***** INPUT MATERIAL *****

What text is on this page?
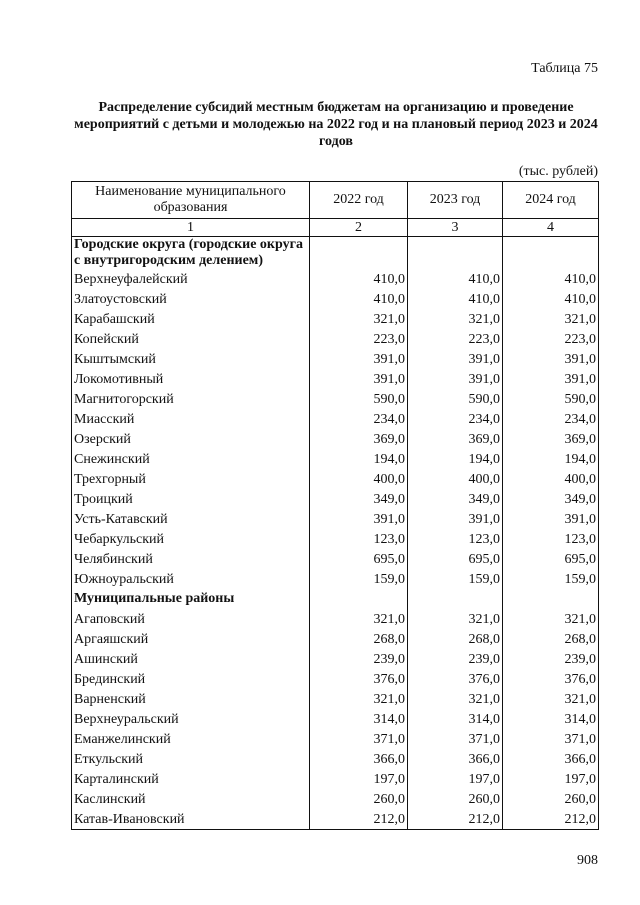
Таблица 75
Распределение субсидий местным бюджетам на организацию и проведение мероприятий с детьми и молодежью на 2022 год и на плановый период 2023 и 2024 годов
(тыс. рублей)
Наименование муниципального образования	2022 год	2023 год	2024 год
1	2	3	4
Городские округа (городские округа с внутригородским делением)			
Верхнеуфалейский	410,0	410,0	410,0
Златоустовский	410,0	410,0	410,0
Карабашский	321,0	321,0	321,0
Копейский	223,0	223,0	223,0
Кыштымский	391,0	391,0	391,0
Локомотивный	391,0	391,0	391,0
Магнитогорский	590,0	590,0	590,0
Миасский	234,0	234,0	234,0
Озерский	369,0	369,0	369,0
Снежинский	194,0	194,0	194,0
Трехгорный	400,0	400,0	400,0
Троицкий	349,0	349,0	349,0
Усть-Катавский	391,0	391,0	391,0
Чебаркульский	123,0	123,0	123,0
Челябинский	695,0	695,0	695,0
Южноуральский	159,0	159,0	159,0
Муниципальные районы			
Агаповский	321,0	321,0	321,0
Аргаяшский	268,0	268,0	268,0
Ашинский	239,0	239,0	239,0
Брединский	376,0	376,0	376,0
Варненский	321,0	321,0	321,0
Верхнеуральский	314,0	314,0	314,0
Еманжелинский	371,0	371,0	371,0
Еткульский	366,0	366,0	366,0
Карталинский	197,0	197,0	197,0
Каслинский	260,0	260,0	260,0
Катав-Ивановский	212,0	212,0	212,0
908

*****

PROBLEM REQUIREMENTS:
In your copy, repeat each record exactly and include no pictures.

TASK RESPONSE:
What text is on this page?
Таблица 75
Распределение субсидий местным бюджетам на организацию и проведение мероприятий с детьми и молодежью на 2022 год и на плановый период 2023 и 2024 годов
(тыс. рублей)
Наименование муниципального образования	2022 год	2023 год	2024 год
1	2	3	4
Городские округа (городские округа с внутригородским делением)			
Верхнеуфалейский	410,0	410,0	410,0
Златоустовский	410,0	410,0	410,0
Карабашский	321,0	321,0	321,0
Копейский	223,0	223,0	223,0
Кыштымский	391,0	391,0	391,0
Локомотивный	391,0	391,0	391,0
Магнитогорский	590,0	590,0	590,0
Миасский	234,0	234,0	234,0
Озерский	369,0	369,0	369,0
Снежинский	194,0	194,0	194,0
Трехгорный	400,0	400,0	400,0
Троицкий	349,0	349,0	349,0
Усть-Катавский	391,0	391,0	391,0
Чебаркульский	123,0	123,0	123,0
Челябинский	695,0	695,0	695,0
Южноуральский	159,0	159,0	159,0
Муниципальные районы			
Агаповский	321,0	321,0	321,0
Аргаяшский	268,0	268,0	268,0
Ашинский	239,0	239,0	239,0
Брединский	376,0	376,0	376,0
Варненский	321,0	321,0	321,0
Верхнеуральский	314,0	314,0	314,0
Еманжелинский	371,0	371,0	371,0
Еткульский	366,0	366,0	366,0
Карталинский	197,0	197,0	197,0
Каслинский	260,0	260,0	260,0
Катав-Ивановский	212,0	212,0	212,0
908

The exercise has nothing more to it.